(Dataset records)
%%

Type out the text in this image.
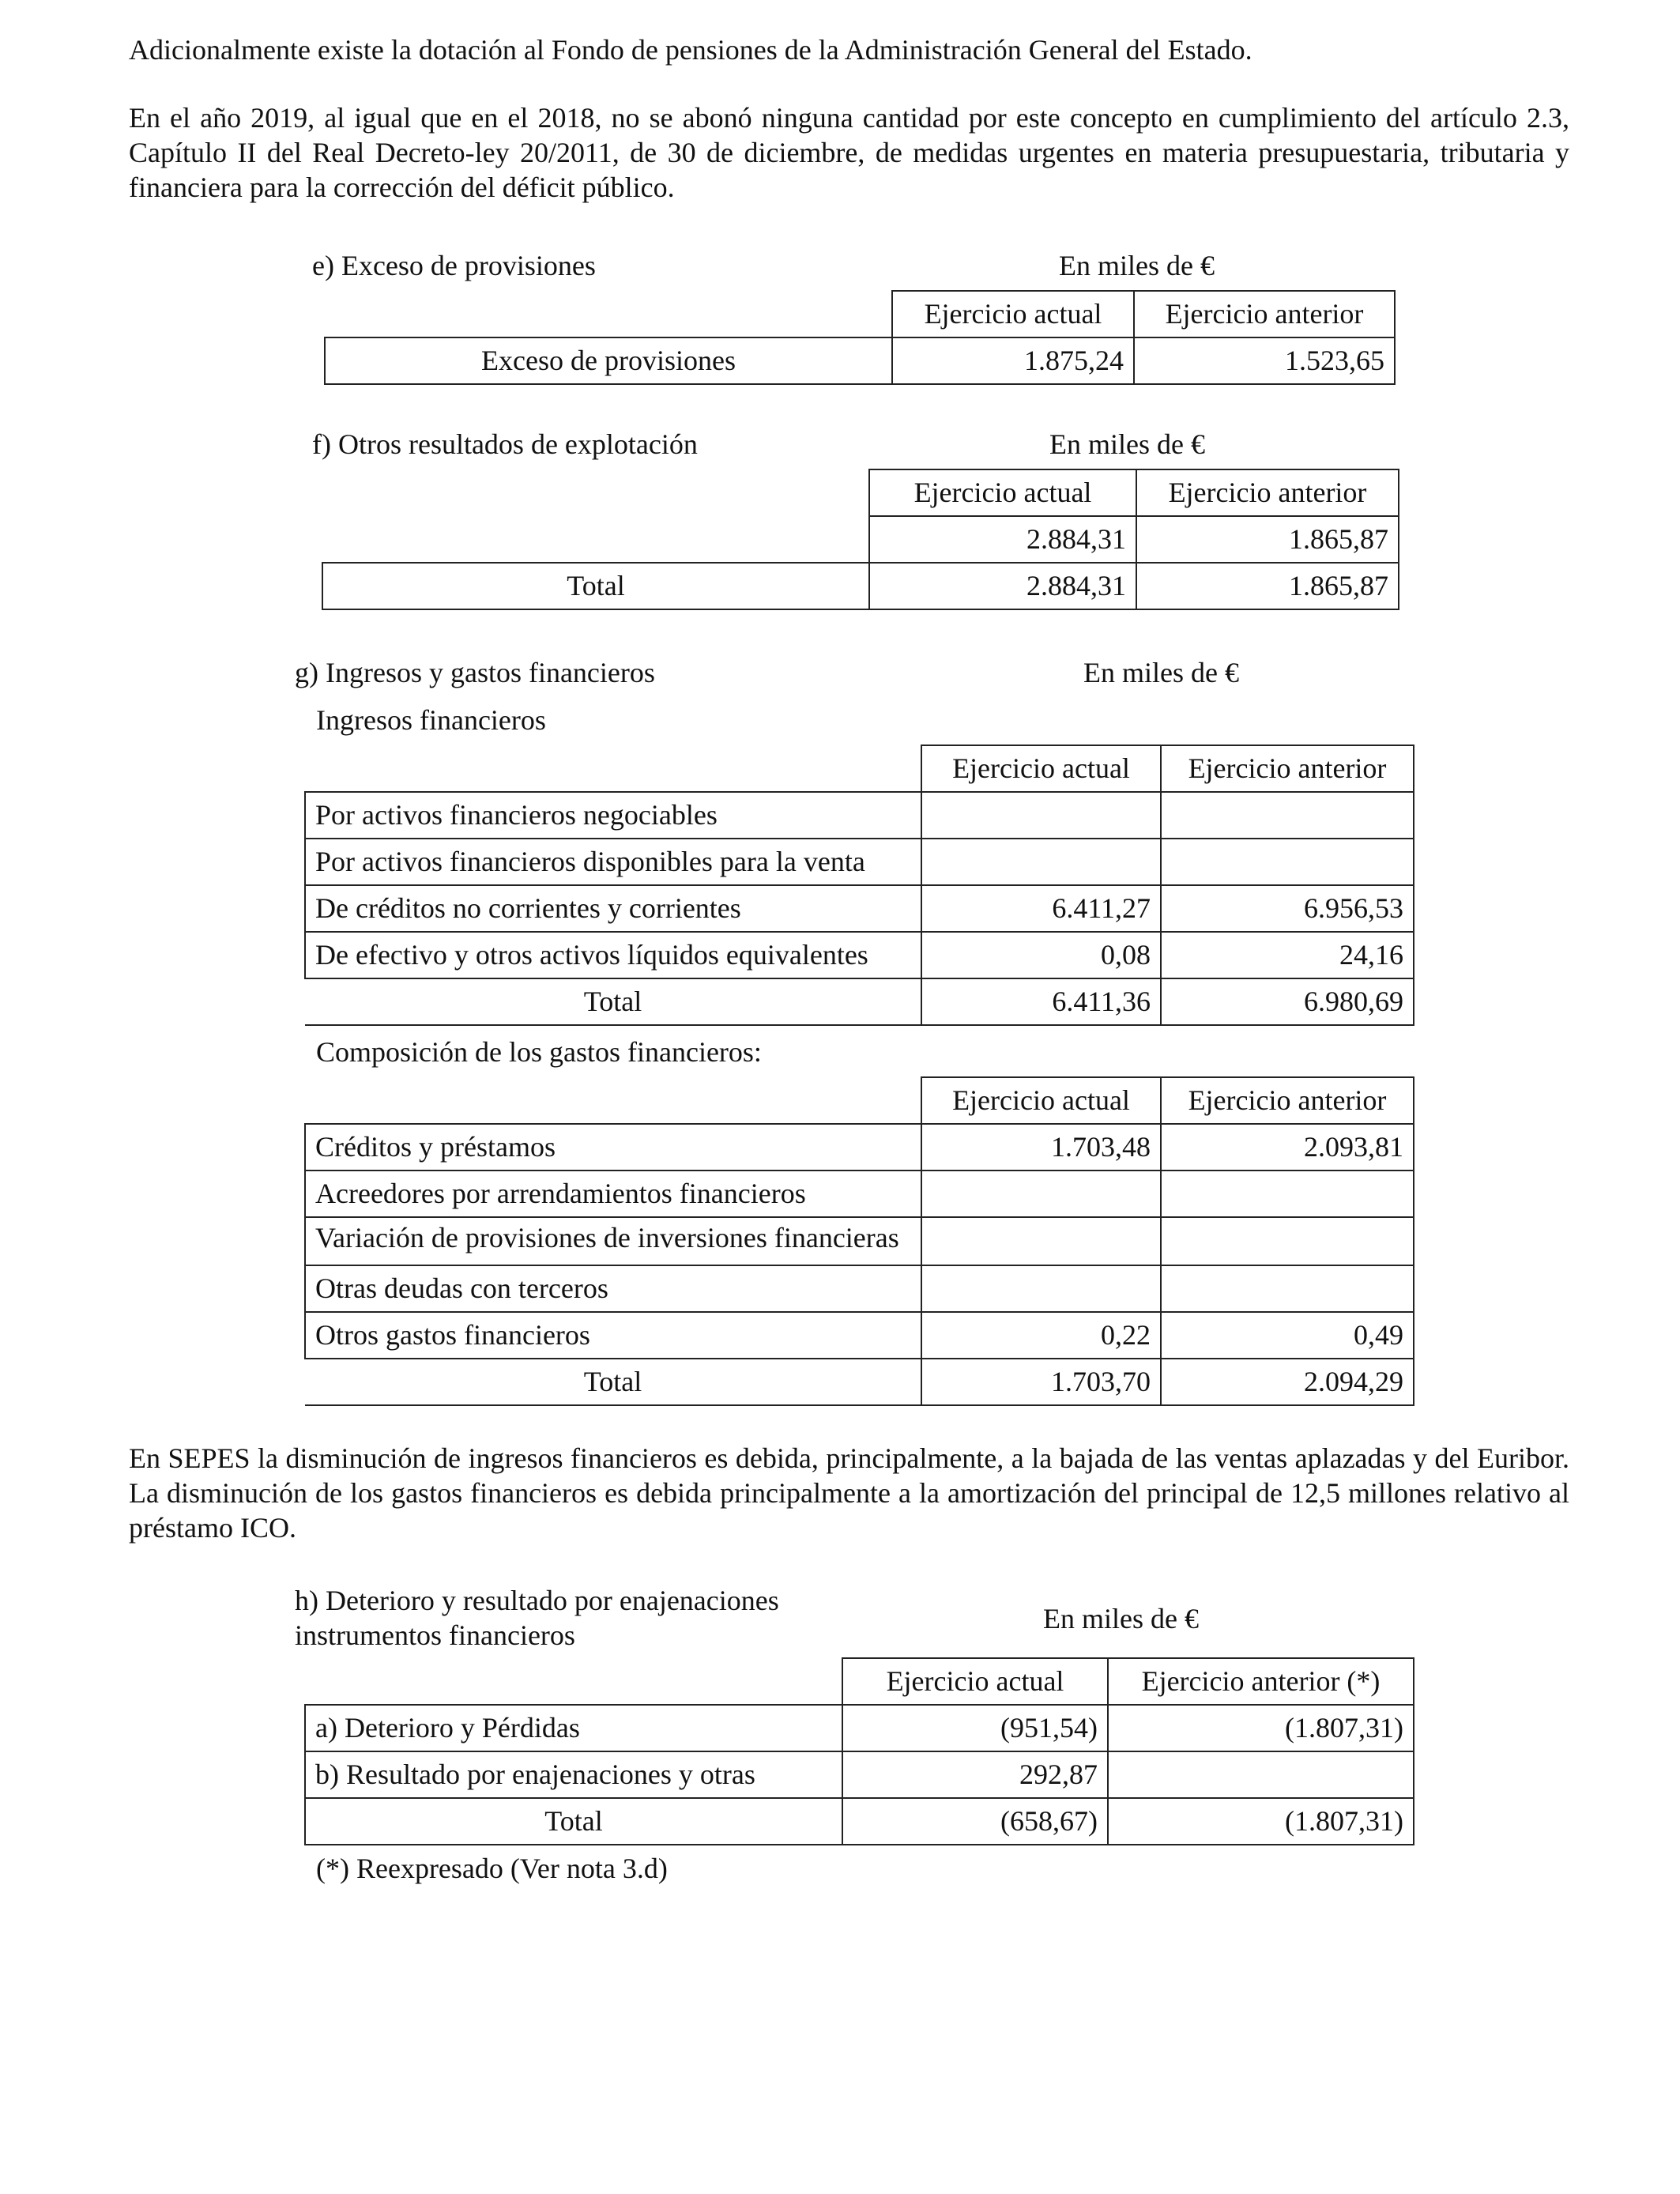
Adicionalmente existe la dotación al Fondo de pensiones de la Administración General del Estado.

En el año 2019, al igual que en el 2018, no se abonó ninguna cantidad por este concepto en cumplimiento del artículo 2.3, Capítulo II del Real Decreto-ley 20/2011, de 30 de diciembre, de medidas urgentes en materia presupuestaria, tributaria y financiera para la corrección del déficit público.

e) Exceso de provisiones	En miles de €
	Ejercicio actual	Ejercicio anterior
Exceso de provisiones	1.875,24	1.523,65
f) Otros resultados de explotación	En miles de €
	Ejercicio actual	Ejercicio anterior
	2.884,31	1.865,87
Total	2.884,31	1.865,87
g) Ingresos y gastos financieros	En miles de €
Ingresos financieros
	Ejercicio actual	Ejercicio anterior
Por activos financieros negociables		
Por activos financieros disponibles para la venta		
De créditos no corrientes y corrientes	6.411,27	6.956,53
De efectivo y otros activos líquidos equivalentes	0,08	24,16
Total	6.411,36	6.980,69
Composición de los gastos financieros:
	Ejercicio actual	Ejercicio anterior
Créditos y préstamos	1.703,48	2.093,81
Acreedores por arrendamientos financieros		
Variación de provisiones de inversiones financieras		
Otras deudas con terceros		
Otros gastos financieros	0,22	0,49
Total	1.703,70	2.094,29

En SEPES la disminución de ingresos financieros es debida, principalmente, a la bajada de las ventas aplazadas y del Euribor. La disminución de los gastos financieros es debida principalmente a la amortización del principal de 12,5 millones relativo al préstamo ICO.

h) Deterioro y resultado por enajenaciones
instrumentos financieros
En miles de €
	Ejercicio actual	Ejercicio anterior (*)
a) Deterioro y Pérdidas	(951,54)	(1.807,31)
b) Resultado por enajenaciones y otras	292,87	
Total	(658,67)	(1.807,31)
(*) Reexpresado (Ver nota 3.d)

%%

• Requirements
Reproduce the entries above exactly. Do not include the images.

• Solution to the problem
Type out the text in this image.
Adicionalmente existe la dotación al Fondo de pensiones de la Administración General del Estado.

En el año 2019, al igual que en el 2018, no se abonó ninguna cantidad por este concepto en cumplimiento del artículo 2.3, Capítulo II del Real Decreto-ley 20/2011, de 30 de diciembre, de medidas urgentes en materia presupuestaria, tributaria y financiera para la corrección del déficit público.

e) Exceso de provisiones	En miles de €
	Ejercicio actual	Ejercicio anterior
Exceso de provisiones	1.875,24	1.523,65
f) Otros resultados de explotación	En miles de €
	Ejercicio actual	Ejercicio anterior
	2.884,31	1.865,87
Total	2.884,31	1.865,87
g) Ingresos y gastos financieros	En miles de €
Ingresos financieros
	Ejercicio actual	Ejercicio anterior
Por activos financieros negociables		
Por activos financieros disponibles para la venta		
De créditos no corrientes y corrientes	6.411,27	6.956,53
De efectivo y otros activos líquidos equivalentes	0,08	24,16
Total	6.411,36	6.980,69
Composición de los gastos financieros:
	Ejercicio actual	Ejercicio anterior
Créditos y préstamos	1.703,48	2.093,81
Acreedores por arrendamientos financieros		
Variación de provisiones de inversiones financieras		
Otras deudas con terceros		
Otros gastos financieros	0,22	0,49
Total	1.703,70	2.094,29

En SEPES la disminución de ingresos financieros es debida, principalmente, a la bajada de las ventas aplazadas y del Euribor. La disminución de los gastos financieros es debida principalmente a la amortización del principal de 12,5 millones relativo al préstamo ICO.

h) Deterioro y resultado por enajenaciones
instrumentos financieros
En miles de €
	Ejercicio actual	Ejercicio anterior (*)
a) Deterioro y Pérdidas	(951,54)	(1.807,31)
b) Resultado por enajenaciones y otras	292,87	
Total	(658,67)	(1.807,31)
(*) Reexpresado (Ver nota 3.d)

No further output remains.